* [Given task]:
Check the listing below line by line and report how many lines hold "JSON", with no other words.
-- START OF Records for the exercise --
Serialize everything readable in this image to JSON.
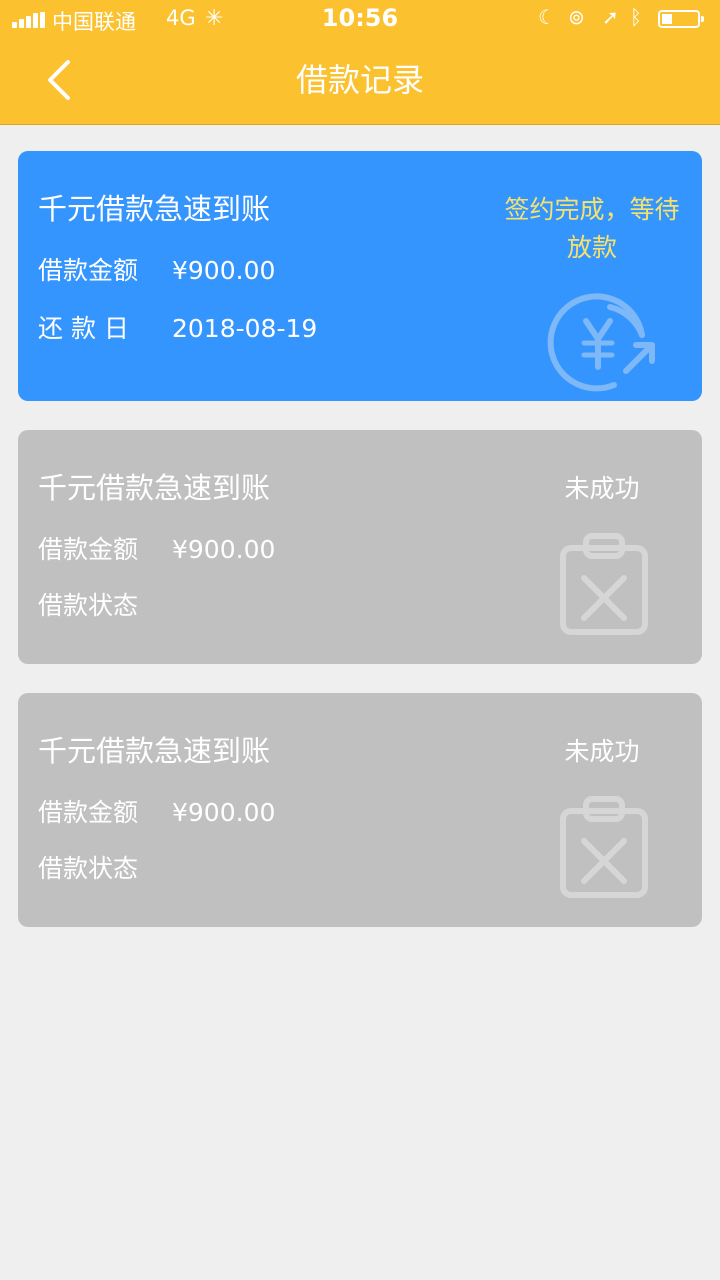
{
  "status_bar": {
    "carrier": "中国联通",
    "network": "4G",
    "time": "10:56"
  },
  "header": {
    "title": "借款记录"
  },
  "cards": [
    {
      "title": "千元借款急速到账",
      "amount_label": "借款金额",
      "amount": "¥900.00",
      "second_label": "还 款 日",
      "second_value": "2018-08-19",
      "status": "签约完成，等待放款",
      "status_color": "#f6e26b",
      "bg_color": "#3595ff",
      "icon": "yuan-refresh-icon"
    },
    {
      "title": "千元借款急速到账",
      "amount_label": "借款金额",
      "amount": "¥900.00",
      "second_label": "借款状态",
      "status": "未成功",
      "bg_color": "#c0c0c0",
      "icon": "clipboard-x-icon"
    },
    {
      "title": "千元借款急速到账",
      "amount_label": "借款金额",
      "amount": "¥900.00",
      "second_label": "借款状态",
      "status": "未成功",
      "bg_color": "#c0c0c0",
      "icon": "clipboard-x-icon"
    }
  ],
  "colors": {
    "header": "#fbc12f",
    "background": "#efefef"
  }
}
-- END OF Records for the exercise --
-- START OF Records for the exercise --
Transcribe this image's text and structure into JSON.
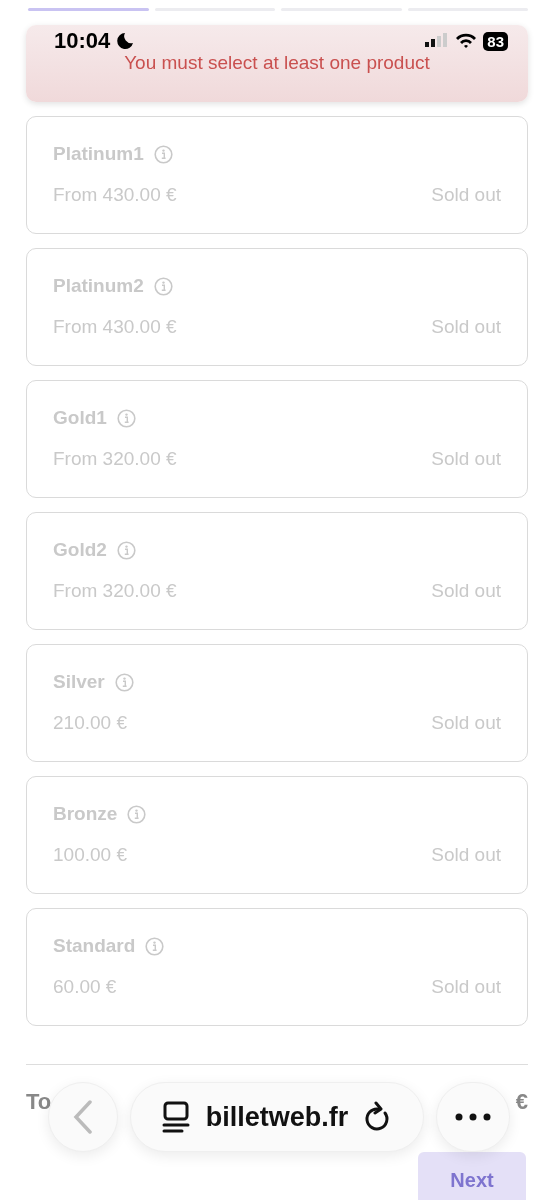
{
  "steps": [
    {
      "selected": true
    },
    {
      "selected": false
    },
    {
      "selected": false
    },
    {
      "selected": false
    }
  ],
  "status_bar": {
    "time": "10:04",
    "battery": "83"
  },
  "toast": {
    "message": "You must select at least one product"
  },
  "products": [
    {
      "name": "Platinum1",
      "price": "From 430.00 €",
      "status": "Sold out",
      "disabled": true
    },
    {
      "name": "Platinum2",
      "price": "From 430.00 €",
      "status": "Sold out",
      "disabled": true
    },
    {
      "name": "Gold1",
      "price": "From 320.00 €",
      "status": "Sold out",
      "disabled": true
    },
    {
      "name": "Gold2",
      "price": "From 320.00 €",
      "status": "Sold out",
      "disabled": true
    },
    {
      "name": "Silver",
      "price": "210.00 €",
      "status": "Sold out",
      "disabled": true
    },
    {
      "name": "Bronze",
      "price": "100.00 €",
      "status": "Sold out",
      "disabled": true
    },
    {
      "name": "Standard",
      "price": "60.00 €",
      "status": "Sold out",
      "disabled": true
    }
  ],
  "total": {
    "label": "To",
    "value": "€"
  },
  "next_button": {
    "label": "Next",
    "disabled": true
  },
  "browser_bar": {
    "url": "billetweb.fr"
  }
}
-- END OF Records for the exercise --
* [Result for this task]:
2